[Figure dataset records]
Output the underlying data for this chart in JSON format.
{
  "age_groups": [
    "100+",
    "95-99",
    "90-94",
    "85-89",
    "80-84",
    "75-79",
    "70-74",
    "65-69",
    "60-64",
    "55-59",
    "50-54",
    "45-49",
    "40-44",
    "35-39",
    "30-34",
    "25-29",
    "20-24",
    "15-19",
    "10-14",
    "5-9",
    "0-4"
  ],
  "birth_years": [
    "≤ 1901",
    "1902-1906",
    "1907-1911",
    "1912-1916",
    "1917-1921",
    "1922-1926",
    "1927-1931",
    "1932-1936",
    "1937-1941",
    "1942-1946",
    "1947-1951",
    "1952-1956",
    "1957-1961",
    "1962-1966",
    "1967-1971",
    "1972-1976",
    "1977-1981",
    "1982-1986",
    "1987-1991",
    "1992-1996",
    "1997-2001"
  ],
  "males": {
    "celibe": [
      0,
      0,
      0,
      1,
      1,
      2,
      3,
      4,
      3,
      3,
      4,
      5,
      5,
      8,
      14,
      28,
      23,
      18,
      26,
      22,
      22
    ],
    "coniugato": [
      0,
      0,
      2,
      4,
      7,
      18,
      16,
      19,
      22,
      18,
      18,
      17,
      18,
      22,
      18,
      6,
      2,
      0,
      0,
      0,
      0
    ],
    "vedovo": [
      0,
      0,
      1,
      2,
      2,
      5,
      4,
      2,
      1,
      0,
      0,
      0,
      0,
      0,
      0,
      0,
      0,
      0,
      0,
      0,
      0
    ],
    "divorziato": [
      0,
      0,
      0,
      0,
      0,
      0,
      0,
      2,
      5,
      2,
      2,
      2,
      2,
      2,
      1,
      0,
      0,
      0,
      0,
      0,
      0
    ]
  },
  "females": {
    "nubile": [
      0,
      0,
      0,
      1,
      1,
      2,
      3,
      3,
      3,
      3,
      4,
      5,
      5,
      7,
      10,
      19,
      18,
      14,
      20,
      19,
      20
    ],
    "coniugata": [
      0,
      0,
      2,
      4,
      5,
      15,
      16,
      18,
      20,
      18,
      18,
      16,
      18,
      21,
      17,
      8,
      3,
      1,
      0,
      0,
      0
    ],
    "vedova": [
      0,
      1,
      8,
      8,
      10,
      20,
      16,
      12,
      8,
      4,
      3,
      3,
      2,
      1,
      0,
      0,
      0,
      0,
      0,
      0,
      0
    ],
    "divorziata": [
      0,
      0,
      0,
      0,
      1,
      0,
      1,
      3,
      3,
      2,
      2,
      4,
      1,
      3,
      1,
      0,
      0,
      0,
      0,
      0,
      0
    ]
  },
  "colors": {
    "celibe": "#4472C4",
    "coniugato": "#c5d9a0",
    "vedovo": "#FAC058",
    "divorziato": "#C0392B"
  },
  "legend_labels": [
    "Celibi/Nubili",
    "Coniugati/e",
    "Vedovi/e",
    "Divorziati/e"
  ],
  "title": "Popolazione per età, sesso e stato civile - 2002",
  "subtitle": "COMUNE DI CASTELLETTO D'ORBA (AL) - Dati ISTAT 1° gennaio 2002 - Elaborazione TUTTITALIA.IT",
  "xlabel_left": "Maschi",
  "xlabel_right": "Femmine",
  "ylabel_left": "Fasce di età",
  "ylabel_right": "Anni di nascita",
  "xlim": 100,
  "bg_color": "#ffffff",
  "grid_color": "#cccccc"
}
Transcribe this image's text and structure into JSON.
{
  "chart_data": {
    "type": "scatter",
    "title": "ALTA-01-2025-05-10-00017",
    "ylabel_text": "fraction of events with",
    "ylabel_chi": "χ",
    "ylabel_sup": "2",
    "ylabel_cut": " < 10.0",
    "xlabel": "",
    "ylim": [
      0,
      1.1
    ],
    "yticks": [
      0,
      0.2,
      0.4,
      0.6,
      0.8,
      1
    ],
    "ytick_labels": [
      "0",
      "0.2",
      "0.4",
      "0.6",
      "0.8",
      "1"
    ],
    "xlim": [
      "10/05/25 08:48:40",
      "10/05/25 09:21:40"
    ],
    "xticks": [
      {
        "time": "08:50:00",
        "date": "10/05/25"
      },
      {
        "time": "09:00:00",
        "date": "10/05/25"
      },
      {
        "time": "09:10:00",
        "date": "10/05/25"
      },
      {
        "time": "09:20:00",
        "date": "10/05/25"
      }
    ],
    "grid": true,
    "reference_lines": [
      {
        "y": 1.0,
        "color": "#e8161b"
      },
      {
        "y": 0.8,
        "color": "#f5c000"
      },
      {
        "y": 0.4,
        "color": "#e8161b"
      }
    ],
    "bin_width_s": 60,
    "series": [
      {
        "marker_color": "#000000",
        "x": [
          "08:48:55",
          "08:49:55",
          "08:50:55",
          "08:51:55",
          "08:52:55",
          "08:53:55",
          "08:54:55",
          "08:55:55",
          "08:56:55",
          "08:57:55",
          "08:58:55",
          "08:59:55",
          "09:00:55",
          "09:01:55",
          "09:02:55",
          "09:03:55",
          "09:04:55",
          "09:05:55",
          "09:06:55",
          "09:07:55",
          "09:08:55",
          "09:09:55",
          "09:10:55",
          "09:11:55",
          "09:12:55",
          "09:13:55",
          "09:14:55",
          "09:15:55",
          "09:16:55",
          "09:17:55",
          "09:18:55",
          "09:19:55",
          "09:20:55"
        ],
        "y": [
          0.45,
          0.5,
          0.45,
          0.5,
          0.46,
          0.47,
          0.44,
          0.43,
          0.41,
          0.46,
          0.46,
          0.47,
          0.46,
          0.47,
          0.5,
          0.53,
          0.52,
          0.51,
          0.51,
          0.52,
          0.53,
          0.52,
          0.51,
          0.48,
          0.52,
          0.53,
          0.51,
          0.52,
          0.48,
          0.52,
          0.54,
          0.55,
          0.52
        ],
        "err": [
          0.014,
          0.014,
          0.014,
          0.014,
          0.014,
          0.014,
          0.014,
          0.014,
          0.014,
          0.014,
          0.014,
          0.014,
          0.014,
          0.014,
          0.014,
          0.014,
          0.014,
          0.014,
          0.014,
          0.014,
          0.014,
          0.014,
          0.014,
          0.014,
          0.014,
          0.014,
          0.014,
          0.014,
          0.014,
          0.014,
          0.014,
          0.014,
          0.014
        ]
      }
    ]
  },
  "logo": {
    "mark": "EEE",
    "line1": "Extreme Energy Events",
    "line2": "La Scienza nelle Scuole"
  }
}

* **Short exercise**
Output the records above in their entirety, exactly.

* **Result below**
Output the underlying data for this chart in JSON format.
{
  "age_groups": [
    "100+",
    "95-99",
    "90-94",
    "85-89",
    "80-84",
    "75-79",
    "70-74",
    "65-69",
    "60-64",
    "55-59",
    "50-54",
    "45-49",
    "40-44",
    "35-39",
    "30-34",
    "25-29",
    "20-24",
    "15-19",
    "10-14",
    "5-9",
    "0-4"
  ],
  "birth_years": [
    "≤ 1901",
    "1902-1906",
    "1907-1911",
    "1912-1916",
    "1917-1921",
    "1922-1926",
    "1927-1931",
    "1932-1936",
    "1937-1941",
    "1942-1946",
    "1947-1951",
    "1952-1956",
    "1957-1961",
    "1962-1966",
    "1967-1971",
    "1972-1976",
    "1977-1981",
    "1982-1986",
    "1987-1991",
    "1992-1996",
    "1997-2001"
  ],
  "males": {
    "celibe": [
      0,
      0,
      0,
      1,
      1,
      2,
      3,
      4,
      3,
      3,
      4,
      5,
      5,
      8,
      14,
      28,
      23,
      18,
      26,
      22,
      22
    ],
    "coniugato": [
      0,
      0,
      2,
      4,
      7,
      18,
      16,
      19,
      22,
      18,
      18,
      17,
      18,
      22,
      18,
      6,
      2,
      0,
      0,
      0,
      0
    ],
    "vedovo": [
      0,
      0,
      1,
      2,
      2,
      5,
      4,
      2,
      1,
      0,
      0,
      0,
      0,
      0,
      0,
      0,
      0,
      0,
      0,
      0,
      0
    ],
    "divorziato": [
      0,
      0,
      0,
      0,
      0,
      0,
      0,
      2,
      5,
      2,
      2,
      2,
      2,
      2,
      1,
      0,
      0,
      0,
      0,
      0,
      0
    ]
  },
  "females": {
    "nubile": [
      0,
      0,
      0,
      1,
      1,
      2,
      3,
      3,
      3,
      3,
      4,
      5,
      5,
      7,
      10,
      19,
      18,
      14,
      20,
      19,
      20
    ],
    "coniugata": [
      0,
      0,
      2,
      4,
      5,
      15,
      16,
      18,
      20,
      18,
      18,
      16,
      18,
      21,
      17,
      8,
      3,
      1,
      0,
      0,
      0
    ],
    "vedova": [
      0,
      1,
      8,
      8,
      10,
      20,
      16,
      12,
      8,
      4,
      3,
      3,
      2,
      1,
      0,
      0,
      0,
      0,
      0,
      0,
      0
    ],
    "divorziata": [
      0,
      0,
      0,
      0,
      1,
      0,
      1,
      3,
      3,
      2,
      2,
      4,
      1,
      3,
      1,
      0,
      0,
      0,
      0,
      0,
      0
    ]
  },
  "colors": {
    "celibe": "#4472C4",
    "coniugato": "#c5d9a0",
    "vedovo": "#FAC058",
    "divorziato": "#C0392B"
  },
  "legend_labels": [
    "Celibi/Nubili",
    "Coniugati/e",
    "Vedovi/e",
    "Divorziati/e"
  ],
  "title": "Popolazione per età, sesso e stato civile - 2002",
  "subtitle": "COMUNE DI CASTELLETTO D'ORBA (AL) - Dati ISTAT 1° gennaio 2002 - Elaborazione TUTTITALIA.IT",
  "xlabel_left": "Maschi",
  "xlabel_right": "Femmine",
  "ylabel_left": "Fasce di età",
  "ylabel_right": "Anni di nascita",
  "xlim": 100,
  "bg_color": "#ffffff",
  "grid_color": "#cccccc"
}
Transcribe this image's text and structure into JSON.
{
  "chart_data": {
    "type": "scatter",
    "title": "ALTA-01-2025-05-10-00017",
    "ylabel_text": "fraction of events with",
    "ylabel_chi": "χ",
    "ylabel_sup": "2",
    "ylabel_cut": " < 10.0",
    "xlabel": "",
    "ylim": [
      0,
      1.1
    ],
    "yticks": [
      0,
      0.2,
      0.4,
      0.6,
      0.8,
      1
    ],
    "ytick_labels": [
      "0",
      "0.2",
      "0.4",
      "0.6",
      "0.8",
      "1"
    ],
    "xlim": [
      "10/05/25 08:48:40",
      "10/05/25 09:21:40"
    ],
    "xticks": [
      {
        "time": "08:50:00",
        "date": "10/05/25"
      },
      {
        "time": "09:00:00",
        "date": "10/05/25"
      },
      {
        "time": "09:10:00",
        "date": "10/05/25"
      },
      {
        "time": "09:20:00",
        "date": "10/05/25"
      }
    ],
    "grid": true,
    "reference_lines": [
      {
        "y": 1.0,
        "color": "#e8161b"
      },
      {
        "y": 0.8,
        "color": "#f5c000"
      },
      {
        "y": 0.4,
        "color": "#e8161b"
      }
    ],
    "bin_width_s": 60,
    "series": [
      {
        "marker_color": "#000000",
        "x": [
          "08:48:55",
          "08:49:55",
          "08:50:55",
          "08:51:55",
          "08:52:55",
          "08:53:55",
          "08:54:55",
          "08:55:55",
          "08:56:55",
          "08:57:55",
          "08:58:55",
          "08:59:55",
          "09:00:55",
          "09:01:55",
          "09:02:55",
          "09:03:55",
          "09:04:55",
          "09:05:55",
          "09:06:55",
          "09:07:55",
          "09:08:55",
          "09:09:55",
          "09:10:55",
          "09:11:55",
          "09:12:55",
          "09:13:55",
          "09:14:55",
          "09:15:55",
          "09:16:55",
          "09:17:55",
          "09:18:55",
          "09:19:55",
          "09:20:55"
        ],
        "y": [
          0.45,
          0.5,
          0.45,
          0.5,
          0.46,
          0.47,
          0.44,
          0.43,
          0.41,
          0.46,
          0.46,
          0.47,
          0.46,
          0.47,
          0.5,
          0.53,
          0.52,
          0.51,
          0.51,
          0.52,
          0.53,
          0.52,
          0.51,
          0.48,
          0.52,
          0.53,
          0.51,
          0.52,
          0.48,
          0.52,
          0.54,
          0.55,
          0.52
        ],
        "err": [
          0.014,
          0.014,
          0.014,
          0.014,
          0.014,
          0.014,
          0.014,
          0.014,
          0.014,
          0.014,
          0.014,
          0.014,
          0.014,
          0.014,
          0.014,
          0.014,
          0.014,
          0.014,
          0.014,
          0.014,
          0.014,
          0.014,
          0.014,
          0.014,
          0.014,
          0.014,
          0.014,
          0.014,
          0.014,
          0.014,
          0.014,
          0.014,
          0.014
        ]
      }
    ]
  },
  "logo": {
    "mark": "EEE",
    "line1": "Extreme Energy Events",
    "line2": "La Scienza nelle Scuole"
  }
}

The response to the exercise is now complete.